- [OBJECTIVE]
Reproduce all of the data exactly.

- [MATERIAL FOR THE TASK]
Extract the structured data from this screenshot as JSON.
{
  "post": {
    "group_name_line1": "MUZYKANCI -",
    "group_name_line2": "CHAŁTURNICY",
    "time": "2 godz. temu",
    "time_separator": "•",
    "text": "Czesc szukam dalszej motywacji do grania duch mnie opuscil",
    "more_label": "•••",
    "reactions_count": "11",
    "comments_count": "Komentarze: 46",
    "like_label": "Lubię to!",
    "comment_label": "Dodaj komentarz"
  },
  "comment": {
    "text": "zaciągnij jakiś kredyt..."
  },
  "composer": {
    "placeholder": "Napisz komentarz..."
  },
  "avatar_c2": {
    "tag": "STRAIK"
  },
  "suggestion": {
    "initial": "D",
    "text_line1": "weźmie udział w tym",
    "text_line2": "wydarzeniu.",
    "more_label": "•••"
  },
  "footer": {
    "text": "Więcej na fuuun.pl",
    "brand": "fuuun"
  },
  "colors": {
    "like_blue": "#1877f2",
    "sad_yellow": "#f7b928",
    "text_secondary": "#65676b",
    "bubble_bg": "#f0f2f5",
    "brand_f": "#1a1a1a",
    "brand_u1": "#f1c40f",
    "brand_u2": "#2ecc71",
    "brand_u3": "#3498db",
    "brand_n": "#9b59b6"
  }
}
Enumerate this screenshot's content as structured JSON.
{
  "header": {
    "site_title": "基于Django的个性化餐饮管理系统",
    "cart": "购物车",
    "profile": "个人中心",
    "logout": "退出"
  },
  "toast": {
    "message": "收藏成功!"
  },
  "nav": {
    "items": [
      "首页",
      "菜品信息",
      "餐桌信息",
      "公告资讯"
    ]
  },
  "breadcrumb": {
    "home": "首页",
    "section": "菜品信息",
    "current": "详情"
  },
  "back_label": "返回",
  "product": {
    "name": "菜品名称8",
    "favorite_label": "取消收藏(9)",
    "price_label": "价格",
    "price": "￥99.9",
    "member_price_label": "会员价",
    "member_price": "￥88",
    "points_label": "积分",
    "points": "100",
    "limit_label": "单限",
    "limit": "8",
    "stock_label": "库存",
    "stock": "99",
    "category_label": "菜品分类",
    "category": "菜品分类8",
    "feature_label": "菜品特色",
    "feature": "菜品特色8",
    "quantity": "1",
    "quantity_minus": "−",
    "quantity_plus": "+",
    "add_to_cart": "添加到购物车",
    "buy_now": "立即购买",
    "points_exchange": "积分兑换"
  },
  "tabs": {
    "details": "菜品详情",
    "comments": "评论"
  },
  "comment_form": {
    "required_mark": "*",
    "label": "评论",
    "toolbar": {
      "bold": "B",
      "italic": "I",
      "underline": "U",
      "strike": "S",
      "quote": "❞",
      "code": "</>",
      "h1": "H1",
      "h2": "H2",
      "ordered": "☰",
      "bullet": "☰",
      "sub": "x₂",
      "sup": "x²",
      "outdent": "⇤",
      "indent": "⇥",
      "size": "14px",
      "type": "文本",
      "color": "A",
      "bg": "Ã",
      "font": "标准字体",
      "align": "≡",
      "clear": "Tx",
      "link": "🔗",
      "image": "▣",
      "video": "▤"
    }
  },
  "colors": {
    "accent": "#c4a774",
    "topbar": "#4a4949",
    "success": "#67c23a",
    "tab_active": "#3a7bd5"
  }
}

- [SOLUTION]
Extract the structured data from this screenshot as JSON.
{
  "post": {
    "group_name_line1": "MUZYKANCI -",
    "group_name_line2": "CHAŁTURNICY",
    "time": "2 godz. temu",
    "time_separator": "•",
    "text": "Czesc szukam dalszej motywacji do grania duch mnie opuscil",
    "more_label": "•••",
    "reactions_count": "11",
    "comments_count": "Komentarze: 46",
    "like_label": "Lubię to!",
    "comment_label": "Dodaj komentarz"
  },
  "comment": {
    "text": "zaciągnij jakiś kredyt..."
  },
  "composer": {
    "placeholder": "Napisz komentarz..."
  },
  "avatar_c2": {
    "tag": "STRAIK"
  },
  "suggestion": {
    "initial": "D",
    "text_line1": "weźmie udział w tym",
    "text_line2": "wydarzeniu.",
    "more_label": "•••"
  },
  "footer": {
    "text": "Więcej na fuuun.pl",
    "brand": "fuuun"
  },
  "colors": {
    "like_blue": "#1877f2",
    "sad_yellow": "#f7b928",
    "text_secondary": "#65676b",
    "bubble_bg": "#f0f2f5",
    "brand_f": "#1a1a1a",
    "brand_u1": "#f1c40f",
    "brand_u2": "#2ecc71",
    "brand_u3": "#3498db",
    "brand_n": "#9b59b6"
  }
}
Enumerate this screenshot's content as structured JSON.
{
  "header": {
    "site_title": "基于Django的个性化餐饮管理系统",
    "cart": "购物车",
    "profile": "个人中心",
    "logout": "退出"
  },
  "toast": {
    "message": "收藏成功!"
  },
  "nav": {
    "items": [
      "首页",
      "菜品信息",
      "餐桌信息",
      "公告资讯"
    ]
  },
  "breadcrumb": {
    "home": "首页",
    "section": "菜品信息",
    "current": "详情"
  },
  "back_label": "返回",
  "product": {
    "name": "菜品名称8",
    "favorite_label": "取消收藏(9)",
    "price_label": "价格",
    "price": "￥99.9",
    "member_price_label": "会员价",
    "member_price": "￥88",
    "points_label": "积分",
    "points": "100",
    "limit_label": "单限",
    "limit": "8",
    "stock_label": "库存",
    "stock": "99",
    "category_label": "菜品分类",
    "category": "菜品分类8",
    "feature_label": "菜品特色",
    "feature": "菜品特色8",
    "quantity": "1",
    "quantity_minus": "−",
    "quantity_plus": "+",
    "add_to_cart": "添加到购物车",
    "buy_now": "立即购买",
    "points_exchange": "积分兑换"
  },
  "tabs": {
    "details": "菜品详情",
    "comments": "评论"
  },
  "comment_form": {
    "required_mark": "*",
    "label": "评论",
    "toolbar": {
      "bold": "B",
      "italic": "I",
      "underline": "U",
      "strike": "S",
      "quote": "❞",
      "code": "</>",
      "h1": "H1",
      "h2": "H2",
      "ordered": "☰",
      "bullet": "☰",
      "sub": "x₂",
      "sup": "x²",
      "outdent": "⇤",
      "indent": "⇥",
      "size": "14px",
      "type": "文本",
      "color": "A",
      "bg": "Ã",
      "font": "标准字体",
      "align": "≡",
      "clear": "Tx",
      "link": "🔗",
      "image": "▣",
      "video": "▤"
    }
  },
  "colors": {
    "accent": "#c4a774",
    "topbar": "#4a4949",
    "success": "#67c23a",
    "tab_active": "#3a7bd5"
  }
}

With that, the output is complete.